> _Items listed in a dataset_:
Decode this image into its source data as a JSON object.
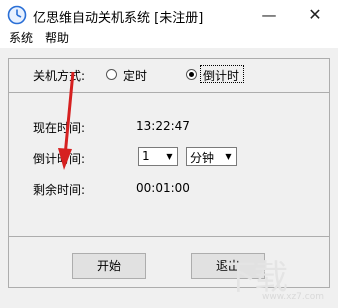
{
  "window": {
    "title": "亿思维自动关机系统 [未注册]",
    "minimize_glyph": "—",
    "close_glyph": "✕"
  },
  "menu": {
    "items": [
      "系统",
      "帮助"
    ]
  },
  "mode": {
    "label": "关机方式:",
    "options": [
      {
        "label": "定时",
        "selected": false
      },
      {
        "label": "倒计时",
        "selected": true
      }
    ]
  },
  "info": {
    "current_time_label": "现在时间:",
    "current_time_value": "13:22:47",
    "countdown_label": "倒计时间:",
    "countdown_amount": "1",
    "countdown_unit": "分钟",
    "remaining_label": "剩余时间:",
    "remaining_value": "00:01:00"
  },
  "buttons": {
    "start": "开始",
    "exit": "退出"
  },
  "watermark": {
    "text": "下载",
    "sub": "www.xz7.com"
  },
  "colors": {
    "arrow": "#d62020",
    "icon_bg": "#2a6fd6"
  }
}
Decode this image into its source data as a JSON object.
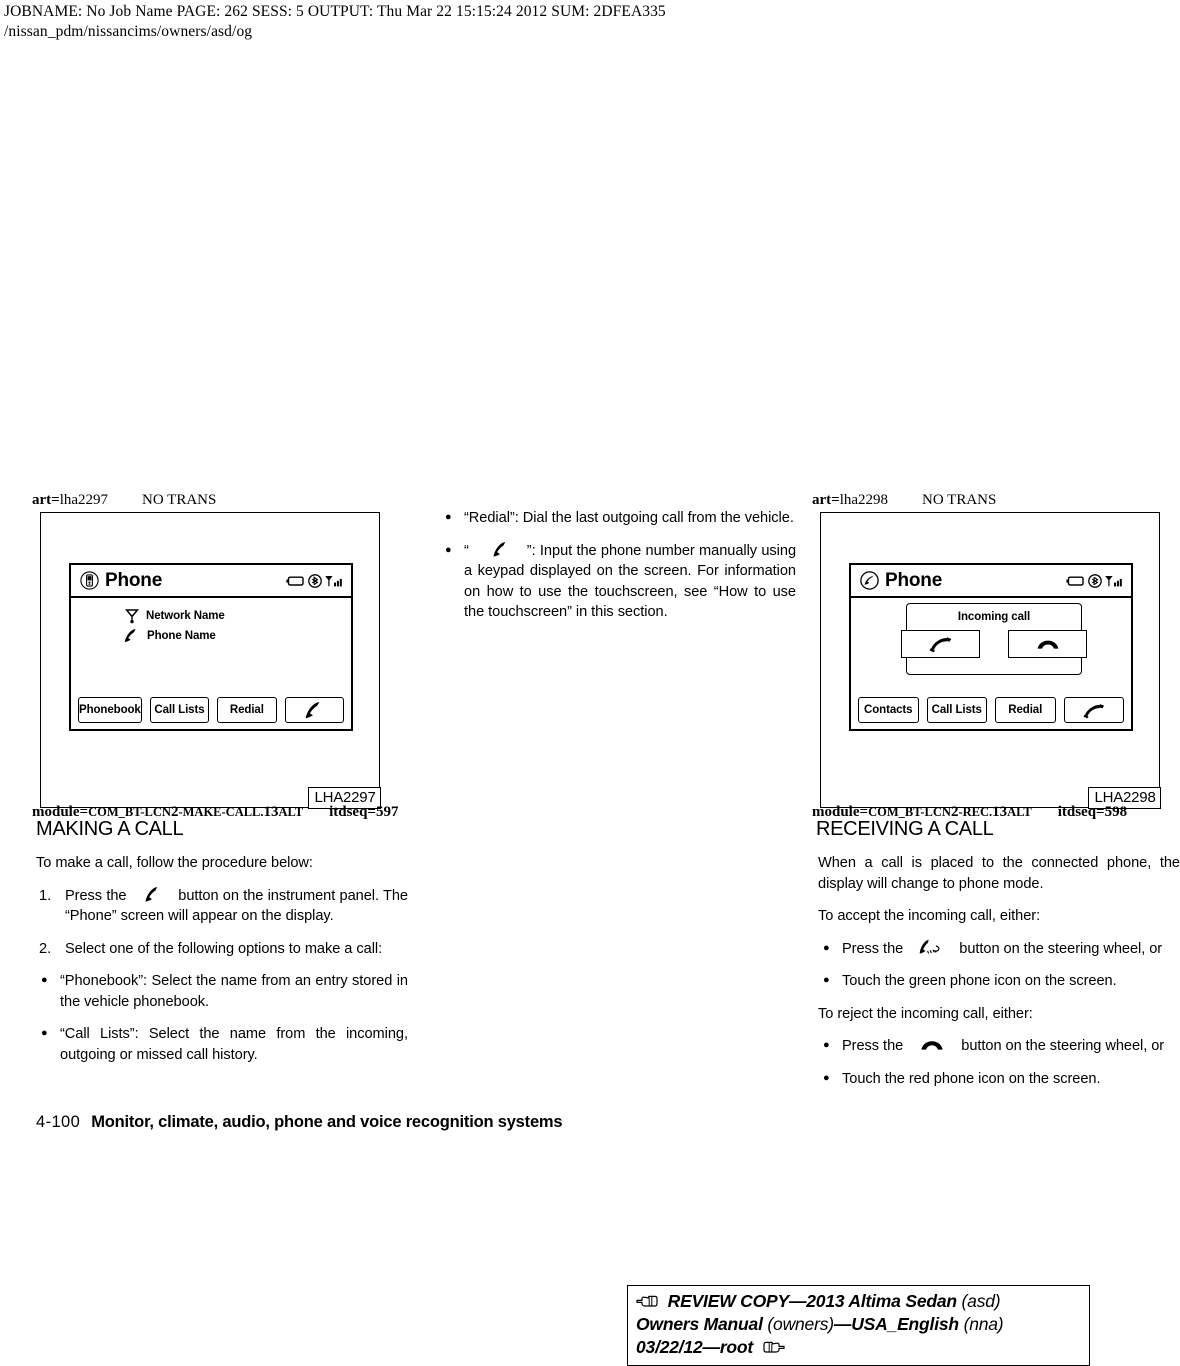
{
  "job_header": {
    "line1": "JOBNAME: No Job Name   PAGE: 262   SESS: 5   OUTPUT: Thu Mar 22 15:15:24 2012   SUM: 2DFEA335",
    "line2": "/nissan_pdm/nissancims/owners/asd/og"
  },
  "left_figure": {
    "art_prefix": "art=",
    "art_id": "lha2297",
    "art_trans": "NO TRANS",
    "caption": "LHA2297",
    "module_prefix": "module=",
    "module_name_sc": "COM_BT-LCN",
    "module_num": "2",
    "module_mid_sc": "-MAKE-CALL.",
    "module_rev": "13",
    "module_alt_sc": "ALT",
    "module_seq": "itdseq=597",
    "screen": {
      "title": "Phone",
      "title_icon": "mobile-phone-circle-icon",
      "status_icons": [
        "battery-icon",
        "bluetooth-icon",
        "signal-bars-icon"
      ],
      "rows": [
        {
          "icon": "antenna-icon",
          "label": "Network Name"
        },
        {
          "icon": "handset-icon",
          "label": "Phone Name"
        }
      ],
      "softkeys": [
        "Phonebook",
        "Call Lists",
        "Redial"
      ],
      "softkey_icon": "handset-icon"
    }
  },
  "right_figure": {
    "art_prefix": "art=",
    "art_id": "lha2298",
    "art_trans": "NO TRANS",
    "caption": "LHA2298",
    "module_prefix": "module=",
    "module_name_sc": "COM_BT-LCN",
    "module_num": "2",
    "module_mid_sc": "-REC.",
    "module_rev": "13",
    "module_alt_sc": "ALT",
    "module_seq": "itdseq=598",
    "screen": {
      "title": "Phone",
      "title_icon": "handset-circle-icon",
      "status_icons": [
        "battery-icon",
        "bluetooth-icon",
        "signal-bars-icon"
      ],
      "incoming_title": "Incoming call",
      "accept_icon": "accept-call-icon",
      "reject_icon": "reject-call-icon",
      "softkeys": [
        "Contacts",
        "Call Lists",
        "Redial"
      ],
      "softkey_icon": "accept-call-icon"
    }
  },
  "middle_column": {
    "bullets": [
      "“Redial”: Dial the last outgoing call from the vehicle.",
      "”: Input the phone number manually using a keypad displayed on the screen. For information on how to use the touchscreen, see “How to use the touchscreen” in this section."
    ],
    "bullet2_open_quote": "“"
  },
  "left_column": {
    "heading": "MAKING A CALL",
    "intro": "To make a call, follow the procedure below:",
    "steps": [
      {
        "num": "1.",
        "text_before": "Press  the",
        "icon": "handset-icon",
        "text_after": "button  on  the  instrument panel. The “Phone” screen will appear on the display."
      },
      {
        "num": "2.",
        "text": "Select one of the following options to make a call:"
      }
    ],
    "bullets": [
      "“Phonebook”: Select the name from an entry stored in the vehicle phonebook.",
      "“Call Lists”: Select the name from the incoming, outgoing or missed call history."
    ]
  },
  "right_column": {
    "heading": "RECEIVING A CALL",
    "intro": "When a call is placed to the connected phone, the display will change to phone mode.",
    "accept_lead": "To accept the incoming call, either:",
    "accept_bullets": [
      {
        "text_before": "Press  the",
        "icon": "steering-accept-icon",
        "text_after": "button  on  the  steering wheel, or"
      },
      {
        "text": "Touch the green phone icon on the screen."
      }
    ],
    "reject_lead": "To reject the incoming call, either:",
    "reject_bullets": [
      {
        "text_before": "Press  the",
        "icon": "reject-call-icon",
        "text_after": "button  on  the  steering wheel, or"
      },
      {
        "text": "Touch the red phone icon on the screen."
      }
    ]
  },
  "page_footer": {
    "folio": "4-100",
    "title": "Monitor, climate, audio, phone and voice recognition systems"
  },
  "review_box": {
    "line1_bold": "REVIEW COPY—2013 Altima Sedan",
    "line1_reg": "(asd)",
    "line2_bold_a": "Owners Manual",
    "line2_reg_a": "(owners)",
    "line2_bold_b": "—USA_English",
    "line2_reg_b": "(nna)",
    "line3": "03/22/12—root",
    "icon_start": "pointing-hand-right-icon",
    "icon_end": "pointing-hand-left-icon"
  }
}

> _Problem requirements_: Nothing but the pictures may be dropped; output the records above exactly.

> _Result for this task_:
Decode this image into its source data as a JSON object.
{
  "window": {
    "title": "亿思维自动关机系统 [未注册]",
    "minimize_glyph": "—",
    "close_glyph": "✕"
  },
  "menu": {
    "items": [
      "系统",
      "帮助"
    ]
  },
  "mode": {
    "label": "关机方式:",
    "options": [
      {
        "label": "定时",
        "selected": false
      },
      {
        "label": "倒计时",
        "selected": true
      }
    ]
  },
  "info": {
    "current_time_label": "现在时间:",
    "current_time_value": "13:22:47",
    "countdown_label": "倒计时间:",
    "countdown_amount": "1",
    "countdown_unit": "分钟",
    "remaining_label": "剩余时间:",
    "remaining_value": "00:01:00"
  },
  "buttons": {
    "start": "开始",
    "exit": "退出"
  },
  "watermark": {
    "text": "下载",
    "sub": "www.xz7.com"
  },
  "colors": {
    "arrow": "#d62020",
    "icon_bg": "#2a6fd6"
  }
}
Decode this image into its source data as a JSON object.
{
  "job_header": {
    "line1": "JOBNAME: No Job Name   PAGE: 262   SESS: 5   OUTPUT: Thu Mar 22 15:15:24 2012   SUM: 2DFEA335",
    "line2": "/nissan_pdm/nissancims/owners/asd/og"
  },
  "left_figure": {
    "art_prefix": "art=",
    "art_id": "lha2297",
    "art_trans": "NO TRANS",
    "caption": "LHA2297",
    "module_prefix": "module=",
    "module_name_sc": "COM_BT-LCN",
    "module_num": "2",
    "module_mid_sc": "-MAKE-CALL.",
    "module_rev": "13",
    "module_alt_sc": "ALT",
    "module_seq": "itdseq=597",
    "screen": {
      "title": "Phone",
      "title_icon": "mobile-phone-circle-icon",
      "status_icons": [
        "battery-icon",
        "bluetooth-icon",
        "signal-bars-icon"
      ],
      "rows": [
        {
          "icon": "antenna-icon",
          "label": "Network Name"
        },
        {
          "icon": "handset-icon",
          "label": "Phone Name"
        }
      ],
      "softkeys": [
        "Phonebook",
        "Call Lists",
        "Redial"
      ],
      "softkey_icon": "handset-icon"
    }
  },
  "right_figure": {
    "art_prefix": "art=",
    "art_id": "lha2298",
    "art_trans": "NO TRANS",
    "caption": "LHA2298",
    "module_prefix": "module=",
    "module_name_sc": "COM_BT-LCN",
    "module_num": "2",
    "module_mid_sc": "-REC.",
    "module_rev": "13",
    "module_alt_sc": "ALT",
    "module_seq": "itdseq=598",
    "screen": {
      "title": "Phone",
      "title_icon": "handset-circle-icon",
      "status_icons": [
        "battery-icon",
        "bluetooth-icon",
        "signal-bars-icon"
      ],
      "incoming_title": "Incoming call",
      "accept_icon": "accept-call-icon",
      "reject_icon": "reject-call-icon",
      "softkeys": [
        "Contacts",
        "Call Lists",
        "Redial"
      ],
      "softkey_icon": "accept-call-icon"
    }
  },
  "middle_column": {
    "bullets": [
      "“Redial”: Dial the last outgoing call from the vehicle.",
      "”: Input the phone number manually using a keypad displayed on the screen. For information on how to use the touchscreen, see “How to use the touchscreen” in this section."
    ],
    "bullet2_open_quote": "“"
  },
  "left_column": {
    "heading": "MAKING A CALL",
    "intro": "To make a call, follow the procedure below:",
    "steps": [
      {
        "num": "1.",
        "text_before": "Press  the",
        "icon": "handset-icon",
        "text_after": "button  on  the  instrument panel. The “Phone” screen will appear on the display."
      },
      {
        "num": "2.",
        "text": "Select one of the following options to make a call:"
      }
    ],
    "bullets": [
      "“Phonebook”: Select the name from an entry stored in the vehicle phonebook.",
      "“Call Lists”: Select the name from the incoming, outgoing or missed call history."
    ]
  },
  "right_column": {
    "heading": "RECEIVING A CALL",
    "intro": "When a call is placed to the connected phone, the display will change to phone mode.",
    "accept_lead": "To accept the incoming call, either:",
    "accept_bullets": [
      {
        "text_before": "Press  the",
        "icon": "steering-accept-icon",
        "text_after": "button  on  the  steering wheel, or"
      },
      {
        "text": "Touch the green phone icon on the screen."
      }
    ],
    "reject_lead": "To reject the incoming call, either:",
    "reject_bullets": [
      {
        "text_before": "Press  the",
        "icon": "reject-call-icon",
        "text_after": "button  on  the  steering wheel, or"
      },
      {
        "text": "Touch the red phone icon on the screen."
      }
    ]
  },
  "page_footer": {
    "folio": "4-100",
    "title": "Monitor, climate, audio, phone and voice recognition systems"
  },
  "review_box": {
    "line1_bold": "REVIEW COPY—2013 Altima Sedan",
    "line1_reg": "(asd)",
    "line2_bold_a": "Owners Manual",
    "line2_reg_a": "(owners)",
    "line2_bold_b": "—USA_English",
    "line2_reg_b": "(nna)",
    "line3": "03/22/12—root",
    "icon_start": "pointing-hand-right-icon",
    "icon_end": "pointing-hand-left-icon"
  }
}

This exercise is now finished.